### WHAT YOU ARE ASKED TO DO
Restate the whole of the material. Keep every word, and drop the pictures.

### ROWS
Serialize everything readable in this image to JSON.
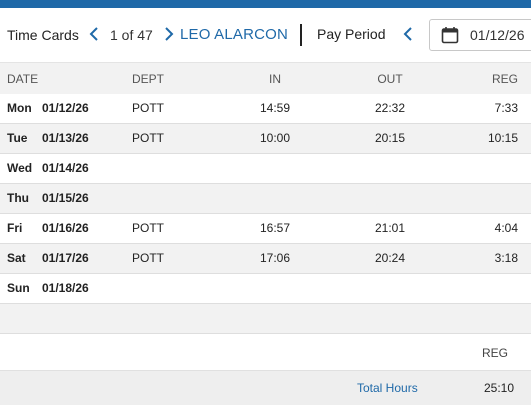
{
  "toolbar": {
    "title": "Time Cards",
    "counter": "1 of 47",
    "employee_name": "LEO ALARCON",
    "pay_period_label": "Pay Period",
    "date_value": "01/12/26"
  },
  "table": {
    "headers": {
      "date": "DATE",
      "dept": "DEPT",
      "in": "IN",
      "out": "OUT",
      "reg": "REG"
    },
    "rows": [
      {
        "day": "Mon",
        "date": "01/12/26",
        "dept": "POTT",
        "in": "14:59",
        "out": "22:32",
        "reg": "7:33"
      },
      {
        "day": "Tue",
        "date": "01/13/26",
        "dept": "POTT",
        "in": "10:00",
        "out": "20:15",
        "reg": "10:15"
      },
      {
        "day": "Wed",
        "date": "01/14/26",
        "dept": "",
        "in": "",
        "out": "",
        "reg": ""
      },
      {
        "day": "Thu",
        "date": "01/15/26",
        "dept": "",
        "in": "",
        "out": "",
        "reg": ""
      },
      {
        "day": "Fri",
        "date": "01/16/26",
        "dept": "POTT",
        "in": "16:57",
        "out": "21:01",
        "reg": "4:04"
      },
      {
        "day": "Sat",
        "date": "01/17/26",
        "dept": "POTT",
        "in": "17:06",
        "out": "20:24",
        "reg": "3:18"
      },
      {
        "day": "Sun",
        "date": "01/18/26",
        "dept": "",
        "in": "",
        "out": "",
        "reg": ""
      }
    ]
  },
  "summary": {
    "reg_label": "REG",
    "total_label": "Total Hours",
    "total_value": "25:10"
  },
  "colors": {
    "accent": "#1f69a8",
    "row_alt": "#f2f2f2",
    "summary_bg": "#eeeeee"
  },
  "icons": {
    "prev": "chevron-left-icon",
    "next": "chevron-right-icon",
    "calendar": "calendar-icon"
  }
}
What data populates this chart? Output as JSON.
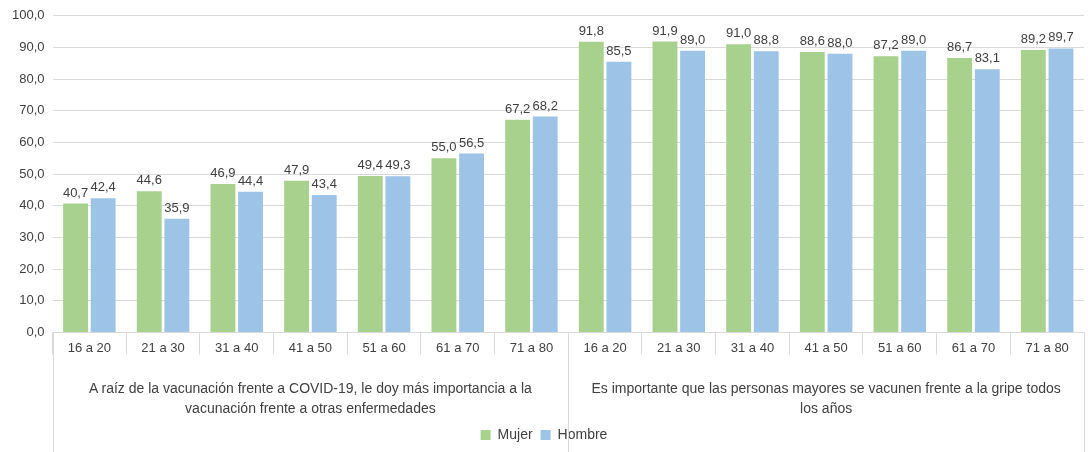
{
  "chart_data": {
    "type": "bar",
    "categories": [
      "16 a 20",
      "21 a 30",
      "31 a 40",
      "41 a 50",
      "51 a 60",
      "61 a 70",
      "71 a 80",
      "16 a 20",
      "21 a 30",
      "31 a 40",
      "41 a 50",
      "51 a 60",
      "61 a 70",
      "71 a 80"
    ],
    "series": [
      {
        "name": "Mujer",
        "color": "#a9d18e",
        "values": [
          40.7,
          44.6,
          46.9,
          47.9,
          49.4,
          55.0,
          67.2,
          91.8,
          91.9,
          91.0,
          88.6,
          87.2,
          86.7,
          89.2
        ],
        "value_labels": [
          "40,7",
          "44,6",
          "46,9",
          "47,9",
          "49,4",
          "55,0",
          "67,2",
          "91,8",
          "91,9",
          "91,0",
          "88,6",
          "87,2",
          "86,7",
          "89,2"
        ]
      },
      {
        "name": "Hombre",
        "color": "#9dc3e6",
        "values": [
          42.4,
          35.9,
          44.4,
          43.4,
          49.3,
          56.5,
          68.2,
          85.5,
          89.0,
          88.8,
          88.0,
          89.0,
          83.1,
          89.7
        ],
        "value_labels": [
          "42,4",
          "35,9",
          "44,4",
          "43,4",
          "49,3",
          "56,5",
          "68,2",
          "85,5",
          "89,0",
          "88,8",
          "88,0",
          "89,0",
          "83,1",
          "89,7"
        ]
      }
    ],
    "ylim": [
      0,
      100
    ],
    "yticks": [
      {
        "value": 0,
        "label": "0,0"
      },
      {
        "value": 10,
        "label": "10,0"
      },
      {
        "value": 20,
        "label": "20,0"
      },
      {
        "value": 30,
        "label": "30,0"
      },
      {
        "value": 40,
        "label": "40,0"
      },
      {
        "value": 50,
        "label": "50,0"
      },
      {
        "value": 60,
        "label": "60,0"
      },
      {
        "value": 70,
        "label": "70,0"
      },
      {
        "value": 80,
        "label": "80,0"
      },
      {
        "value": 90,
        "label": "90,0"
      },
      {
        "value": 100,
        "label": "100,0"
      }
    ],
    "grid": "y",
    "legend": "bottom",
    "annotations": [
      "A raíz de la vacunación frente a COVID-19, le doy más importancia a la vacunación frente a otras enfermedades",
      "Es importante que las personas mayores se vacunen frente a la gripe todos los años"
    ]
  }
}
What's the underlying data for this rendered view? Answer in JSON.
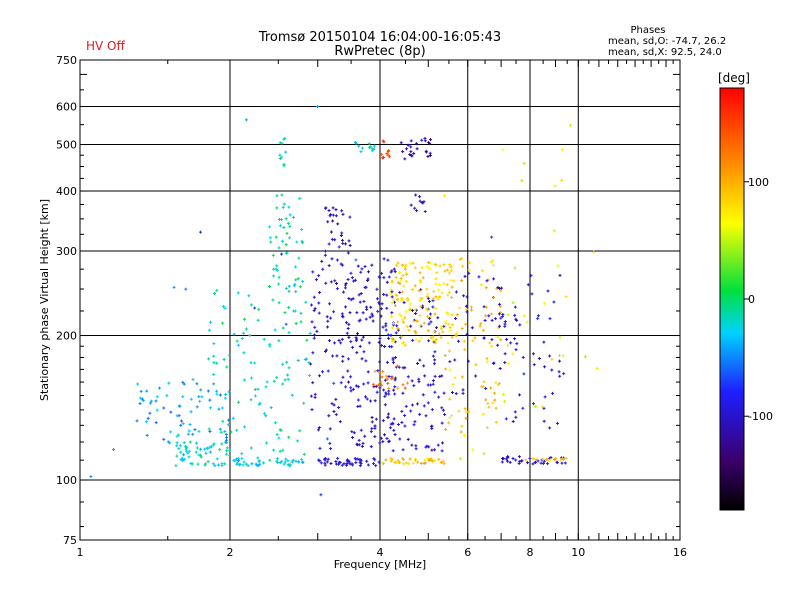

### FINAL ANSWER
Serialize everything readable in this image to JSON.
{
  "toolbar": {
    "title": "Time Cards",
    "counter": "1 of 47",
    "employee_name": "LEO ALARCON",
    "pay_period_label": "Pay Period",
    "date_value": "01/12/26"
  },
  "table": {
    "headers": {
      "date": "DATE",
      "dept": "DEPT",
      "in": "IN",
      "out": "OUT",
      "reg": "REG"
    },
    "rows": [
      {
        "day": "Mon",
        "date": "01/12/26",
        "dept": "POTT",
        "in": "14:59",
        "out": "22:32",
        "reg": "7:33"
      },
      {
        "day": "Tue",
        "date": "01/13/26",
        "dept": "POTT",
        "in": "10:00",
        "out": "20:15",
        "reg": "10:15"
      },
      {
        "day": "Wed",
        "date": "01/14/26",
        "dept": "",
        "in": "",
        "out": "",
        "reg": ""
      },
      {
        "day": "Thu",
        "date": "01/15/26",
        "dept": "",
        "in": "",
        "out": "",
        "reg": ""
      },
      {
        "day": "Fri",
        "date": "01/16/26",
        "dept": "POTT",
        "in": "16:57",
        "out": "21:01",
        "reg": "4:04"
      },
      {
        "day": "Sat",
        "date": "01/17/26",
        "dept": "POTT",
        "in": "17:06",
        "out": "20:24",
        "reg": "3:18"
      },
      {
        "day": "Sun",
        "date": "01/18/26",
        "dept": "",
        "in": "",
        "out": "",
        "reg": ""
      }
    ]
  },
  "summary": {
    "reg_label": "REG",
    "total_label": "Total Hours",
    "total_value": "25:10"
  },
  "colors": {
    "accent": "#1f69a8",
    "row_alt": "#f2f2f2",
    "summary_bg": "#eeeeee"
  },
  "icons": {
    "prev": "chevron-left-icon",
    "next": "chevron-right-icon",
    "calendar": "calendar-icon"
  }
}
What data populates this chart? Output as JSON.
{
  "chart_data": {
    "type": "bar",
    "categories": [
      "16 a 20",
      "21 a 30",
      "31 a 40",
      "41 a 50",
      "51 a 60",
      "61 a 70",
      "71 a 80",
      "16 a 20",
      "21 a 30",
      "31 a 40",
      "41 a 50",
      "51 a 60",
      "61 a 70",
      "71 a 80"
    ],
    "series": [
      {
        "name": "Mujer",
        "color": "#a9d18e",
        "values": [
          40.7,
          44.6,
          46.9,
          47.9,
          49.4,
          55.0,
          67.2,
          91.8,
          91.9,
          91.0,
          88.6,
          87.2,
          86.7,
          89.2
        ],
        "value_labels": [
          "40,7",
          "44,6",
          "46,9",
          "47,9",
          "49,4",
          "55,0",
          "67,2",
          "91,8",
          "91,9",
          "91,0",
          "88,6",
          "87,2",
          "86,7",
          "89,2"
        ]
      },
      {
        "name": "Hombre",
        "color": "#9dc3e6",
        "values": [
          42.4,
          35.9,
          44.4,
          43.4,
          49.3,
          56.5,
          68.2,
          85.5,
          89.0,
          88.8,
          88.0,
          89.0,
          83.1,
          89.7
        ],
        "value_labels": [
          "42,4",
          "35,9",
          "44,4",
          "43,4",
          "49,3",
          "56,5",
          "68,2",
          "85,5",
          "89,0",
          "88,8",
          "88,0",
          "89,0",
          "83,1",
          "89,7"
        ]
      }
    ],
    "ylim": [
      0,
      100
    ],
    "yticks": [
      {
        "value": 0,
        "label": "0,0"
      },
      {
        "value": 10,
        "label": "10,0"
      },
      {
        "value": 20,
        "label": "20,0"
      },
      {
        "value": 30,
        "label": "30,0"
      },
      {
        "value": 40,
        "label": "40,0"
      },
      {
        "value": 50,
        "label": "50,0"
      },
      {
        "value": 60,
        "label": "60,0"
      },
      {
        "value": 70,
        "label": "70,0"
      },
      {
        "value": 80,
        "label": "80,0"
      },
      {
        "value": 90,
        "label": "90,0"
      },
      {
        "value": 100,
        "label": "100,0"
      }
    ],
    "grid": "y",
    "legend": "bottom",
    "annotations": [
      "A raíz de la vacunación frente a COVID-19, le doy más importancia a la vacunación frente a otras enfermedades",
      "Es importante que las personas mayores se vacunen frente a la gripe todos los años"
    ]
  }
}
What's the underlying data for this rendered view? Answer in JSON.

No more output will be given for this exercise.